*To do*
Count the lines in the entries below that contain the word "bounding", matching case exactly. Reply with the number alone.

*Dataset entries*
────────────────────

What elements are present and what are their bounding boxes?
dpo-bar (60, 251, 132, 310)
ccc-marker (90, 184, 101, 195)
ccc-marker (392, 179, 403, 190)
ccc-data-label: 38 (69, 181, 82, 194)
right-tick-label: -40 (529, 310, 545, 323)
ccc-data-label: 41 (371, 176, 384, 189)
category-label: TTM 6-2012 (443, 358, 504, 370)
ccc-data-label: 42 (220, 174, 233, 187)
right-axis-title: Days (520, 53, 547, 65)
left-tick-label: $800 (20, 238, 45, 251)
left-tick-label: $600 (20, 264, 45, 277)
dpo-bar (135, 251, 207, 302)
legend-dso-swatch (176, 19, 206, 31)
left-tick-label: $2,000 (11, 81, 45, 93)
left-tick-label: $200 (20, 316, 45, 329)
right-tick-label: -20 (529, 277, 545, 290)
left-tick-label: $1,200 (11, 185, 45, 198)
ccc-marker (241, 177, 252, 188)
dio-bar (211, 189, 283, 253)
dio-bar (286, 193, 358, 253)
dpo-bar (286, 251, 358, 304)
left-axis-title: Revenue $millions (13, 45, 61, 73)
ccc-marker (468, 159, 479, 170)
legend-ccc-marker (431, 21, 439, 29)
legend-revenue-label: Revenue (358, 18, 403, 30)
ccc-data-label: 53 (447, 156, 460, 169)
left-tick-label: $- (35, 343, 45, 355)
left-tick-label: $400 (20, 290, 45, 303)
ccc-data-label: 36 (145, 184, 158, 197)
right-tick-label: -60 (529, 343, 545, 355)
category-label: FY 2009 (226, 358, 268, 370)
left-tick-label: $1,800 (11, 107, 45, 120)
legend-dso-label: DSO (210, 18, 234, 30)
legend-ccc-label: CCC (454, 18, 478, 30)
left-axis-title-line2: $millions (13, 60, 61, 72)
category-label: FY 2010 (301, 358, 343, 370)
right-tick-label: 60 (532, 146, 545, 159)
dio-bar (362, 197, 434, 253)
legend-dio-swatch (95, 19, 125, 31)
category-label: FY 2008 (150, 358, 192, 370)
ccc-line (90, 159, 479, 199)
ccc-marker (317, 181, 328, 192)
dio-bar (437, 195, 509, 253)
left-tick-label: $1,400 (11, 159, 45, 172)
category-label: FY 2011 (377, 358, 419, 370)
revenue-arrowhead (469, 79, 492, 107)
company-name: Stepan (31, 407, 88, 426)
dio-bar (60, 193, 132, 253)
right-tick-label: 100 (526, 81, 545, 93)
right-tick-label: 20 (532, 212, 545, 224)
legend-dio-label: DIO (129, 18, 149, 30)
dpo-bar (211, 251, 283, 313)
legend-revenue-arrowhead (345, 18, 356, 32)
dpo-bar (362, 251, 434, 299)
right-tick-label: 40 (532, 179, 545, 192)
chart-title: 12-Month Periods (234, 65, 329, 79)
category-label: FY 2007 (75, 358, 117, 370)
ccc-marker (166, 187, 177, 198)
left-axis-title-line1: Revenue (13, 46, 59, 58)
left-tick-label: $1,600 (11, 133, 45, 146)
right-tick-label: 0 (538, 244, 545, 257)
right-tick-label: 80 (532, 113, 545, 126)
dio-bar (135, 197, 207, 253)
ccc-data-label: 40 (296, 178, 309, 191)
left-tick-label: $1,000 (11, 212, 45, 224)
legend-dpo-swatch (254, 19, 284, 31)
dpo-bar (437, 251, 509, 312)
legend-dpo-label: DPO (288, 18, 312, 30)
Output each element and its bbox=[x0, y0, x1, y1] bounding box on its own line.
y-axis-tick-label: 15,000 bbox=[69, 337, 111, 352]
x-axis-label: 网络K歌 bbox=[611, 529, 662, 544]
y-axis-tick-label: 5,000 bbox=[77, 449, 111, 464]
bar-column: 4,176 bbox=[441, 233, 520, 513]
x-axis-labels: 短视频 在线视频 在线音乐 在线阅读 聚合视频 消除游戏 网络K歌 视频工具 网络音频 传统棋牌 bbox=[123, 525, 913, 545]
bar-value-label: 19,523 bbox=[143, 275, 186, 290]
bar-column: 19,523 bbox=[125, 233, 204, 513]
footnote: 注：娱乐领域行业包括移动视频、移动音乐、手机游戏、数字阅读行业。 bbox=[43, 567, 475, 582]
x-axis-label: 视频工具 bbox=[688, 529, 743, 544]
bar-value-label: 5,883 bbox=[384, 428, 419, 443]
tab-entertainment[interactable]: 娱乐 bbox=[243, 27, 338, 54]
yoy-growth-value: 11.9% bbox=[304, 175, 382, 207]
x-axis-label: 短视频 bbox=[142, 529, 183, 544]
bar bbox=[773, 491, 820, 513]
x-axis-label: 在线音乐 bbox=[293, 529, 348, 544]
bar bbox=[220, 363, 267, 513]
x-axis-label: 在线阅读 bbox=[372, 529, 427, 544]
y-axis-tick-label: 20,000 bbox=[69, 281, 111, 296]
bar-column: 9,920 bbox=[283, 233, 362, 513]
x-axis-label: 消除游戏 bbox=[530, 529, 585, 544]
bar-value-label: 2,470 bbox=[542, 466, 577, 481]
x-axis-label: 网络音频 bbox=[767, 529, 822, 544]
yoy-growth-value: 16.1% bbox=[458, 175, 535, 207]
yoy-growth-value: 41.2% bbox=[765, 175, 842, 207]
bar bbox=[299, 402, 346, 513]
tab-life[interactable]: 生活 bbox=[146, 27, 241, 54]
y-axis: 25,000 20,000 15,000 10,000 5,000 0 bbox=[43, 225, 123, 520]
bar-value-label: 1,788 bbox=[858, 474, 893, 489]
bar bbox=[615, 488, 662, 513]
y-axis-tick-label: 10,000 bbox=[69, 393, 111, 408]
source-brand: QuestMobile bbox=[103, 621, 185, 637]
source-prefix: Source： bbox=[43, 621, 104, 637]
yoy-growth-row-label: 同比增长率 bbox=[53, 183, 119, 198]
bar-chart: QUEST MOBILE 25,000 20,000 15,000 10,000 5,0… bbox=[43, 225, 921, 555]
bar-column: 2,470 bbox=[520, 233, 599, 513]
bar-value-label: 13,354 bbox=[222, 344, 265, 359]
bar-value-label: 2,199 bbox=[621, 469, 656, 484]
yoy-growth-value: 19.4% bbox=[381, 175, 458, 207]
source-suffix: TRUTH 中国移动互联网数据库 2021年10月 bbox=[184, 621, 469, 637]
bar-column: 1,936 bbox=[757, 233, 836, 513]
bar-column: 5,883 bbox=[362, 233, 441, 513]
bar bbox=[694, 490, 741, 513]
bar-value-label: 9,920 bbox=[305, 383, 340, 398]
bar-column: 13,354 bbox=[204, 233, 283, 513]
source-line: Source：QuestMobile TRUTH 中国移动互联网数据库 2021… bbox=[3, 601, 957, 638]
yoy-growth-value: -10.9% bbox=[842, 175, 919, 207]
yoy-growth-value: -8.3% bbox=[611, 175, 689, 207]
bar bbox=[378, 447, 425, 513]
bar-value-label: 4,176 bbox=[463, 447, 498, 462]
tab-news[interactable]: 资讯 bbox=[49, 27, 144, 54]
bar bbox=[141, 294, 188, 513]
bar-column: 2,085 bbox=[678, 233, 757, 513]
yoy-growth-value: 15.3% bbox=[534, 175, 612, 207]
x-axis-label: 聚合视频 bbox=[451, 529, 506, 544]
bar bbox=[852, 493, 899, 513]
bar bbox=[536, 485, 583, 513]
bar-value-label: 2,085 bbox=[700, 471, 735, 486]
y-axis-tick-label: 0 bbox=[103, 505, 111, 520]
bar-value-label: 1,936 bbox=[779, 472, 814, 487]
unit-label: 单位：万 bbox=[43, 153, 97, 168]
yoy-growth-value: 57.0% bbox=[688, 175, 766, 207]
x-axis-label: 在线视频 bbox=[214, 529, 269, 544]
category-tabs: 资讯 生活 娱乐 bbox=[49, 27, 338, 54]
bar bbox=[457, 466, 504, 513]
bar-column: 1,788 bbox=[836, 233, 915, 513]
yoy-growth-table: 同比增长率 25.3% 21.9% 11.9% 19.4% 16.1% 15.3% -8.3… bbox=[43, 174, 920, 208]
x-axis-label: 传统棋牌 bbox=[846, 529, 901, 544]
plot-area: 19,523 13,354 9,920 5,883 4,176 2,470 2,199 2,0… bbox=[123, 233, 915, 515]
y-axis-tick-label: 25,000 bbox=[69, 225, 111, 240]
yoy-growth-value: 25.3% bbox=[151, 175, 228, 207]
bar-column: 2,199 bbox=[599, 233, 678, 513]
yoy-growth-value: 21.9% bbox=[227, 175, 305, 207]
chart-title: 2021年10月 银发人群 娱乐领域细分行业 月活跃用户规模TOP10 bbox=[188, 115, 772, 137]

────────────────────

*Full response*
2